Required task:
Reproduce the material word for word; the images stay out.

[START Records provided]

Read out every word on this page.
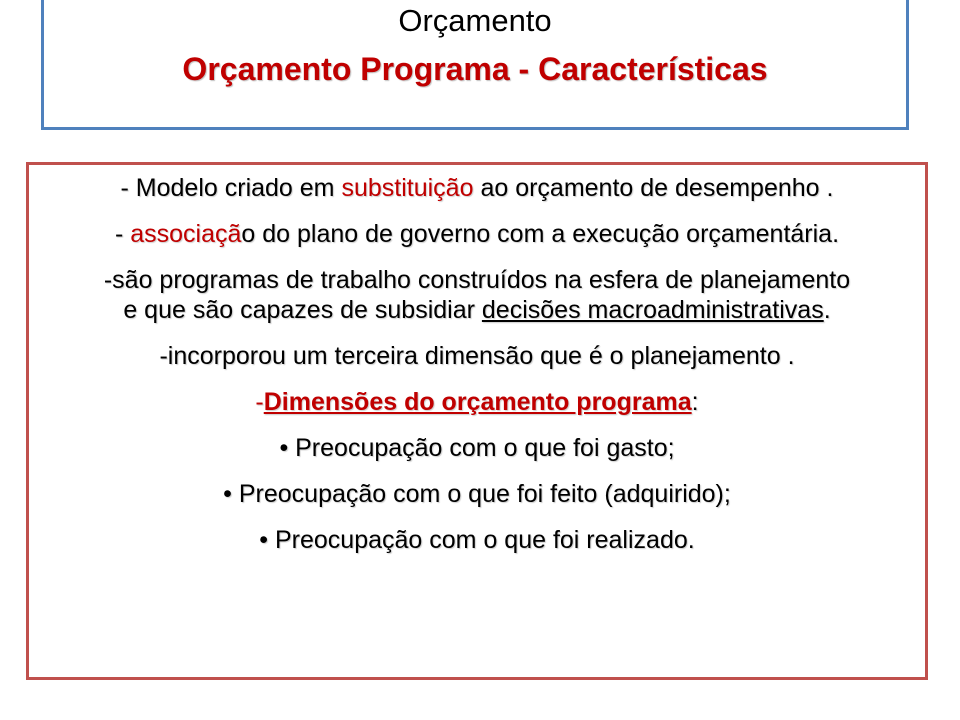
Orçamento
Orçamento Programa - Características

- Modelo criado em substituição ao orçamento de desempenho .

- associação do plano de governo com a execução orçamentária.

-são programas de trabalho construídos na esfera de planejamento
e que são capazes de subsidiar decisões macroadministrativas.

-incorporou um terceira dimensão que é o planejamento .

-Dimensões do orçamento programa:

• Preocupação com o que foi gasto;

• Preocupação com o que foi feito (adquirido);

• Preocupação com o que foi realizado.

[END Records provided]

Solution to the exercise:
Read out every word on this page.
Orçamento
Orçamento Programa - Características

- Modelo criado em substituição ao orçamento de desempenho .

- associação do plano de governo com a execução orçamentária.

-são programas de trabalho construídos na esfera de planejamento
e que são capazes de subsidiar decisões macroadministrativas.

-incorporou um terceira dimensão que é o planejamento .

-Dimensões do orçamento programa:

• Preocupação com o que foi gasto;

• Preocupação com o que foi feito (adquirido);

• Preocupação com o que foi realizado.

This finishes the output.